» WHAT IS REQUIRED:
Each entry below must be repeated exactly, with pictures left out.

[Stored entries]
○ ○ ○ ○

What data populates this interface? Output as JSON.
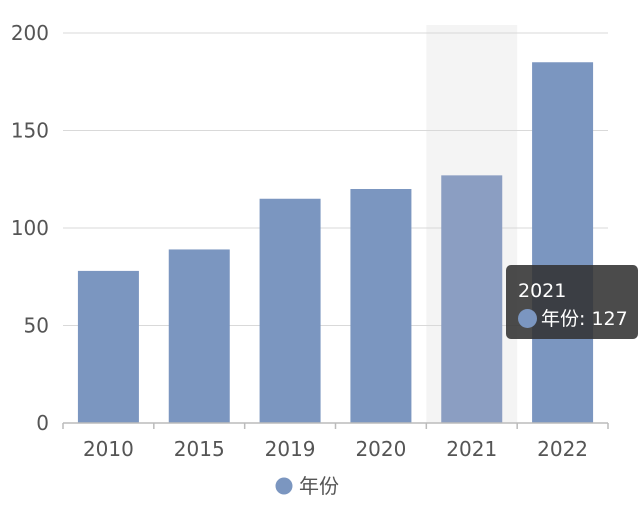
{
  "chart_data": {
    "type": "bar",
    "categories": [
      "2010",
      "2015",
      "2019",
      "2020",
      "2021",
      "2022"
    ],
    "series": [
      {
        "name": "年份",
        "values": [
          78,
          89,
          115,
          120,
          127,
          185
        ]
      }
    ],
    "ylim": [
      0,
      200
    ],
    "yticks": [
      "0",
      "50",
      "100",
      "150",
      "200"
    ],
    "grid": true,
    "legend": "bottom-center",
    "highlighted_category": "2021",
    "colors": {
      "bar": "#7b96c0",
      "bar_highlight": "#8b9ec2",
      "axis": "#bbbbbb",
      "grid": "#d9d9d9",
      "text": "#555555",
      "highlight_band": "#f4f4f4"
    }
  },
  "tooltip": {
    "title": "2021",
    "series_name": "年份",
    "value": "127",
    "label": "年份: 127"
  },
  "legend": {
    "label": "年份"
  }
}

○ ○ ○ ○

» RESPONSE TO THIS EXERCISE:
What data populates this interface? Output as JSON.
{
  "chart_data": {
    "type": "bar",
    "categories": [
      "2010",
      "2015",
      "2019",
      "2020",
      "2021",
      "2022"
    ],
    "series": [
      {
        "name": "年份",
        "values": [
          78,
          89,
          115,
          120,
          127,
          185
        ]
      }
    ],
    "ylim": [
      0,
      200
    ],
    "yticks": [
      "0",
      "50",
      "100",
      "150",
      "200"
    ],
    "grid": true,
    "legend": "bottom-center",
    "highlighted_category": "2021",
    "colors": {
      "bar": "#7b96c0",
      "bar_highlight": "#8b9ec2",
      "axis": "#bbbbbb",
      "grid": "#d9d9d9",
      "text": "#555555",
      "highlight_band": "#f4f4f4"
    }
  },
  "tooltip": {
    "title": "2021",
    "series_name": "年份",
    "value": "127",
    "label": "年份: 127"
  },
  "legend": {
    "label": "年份"
  }
}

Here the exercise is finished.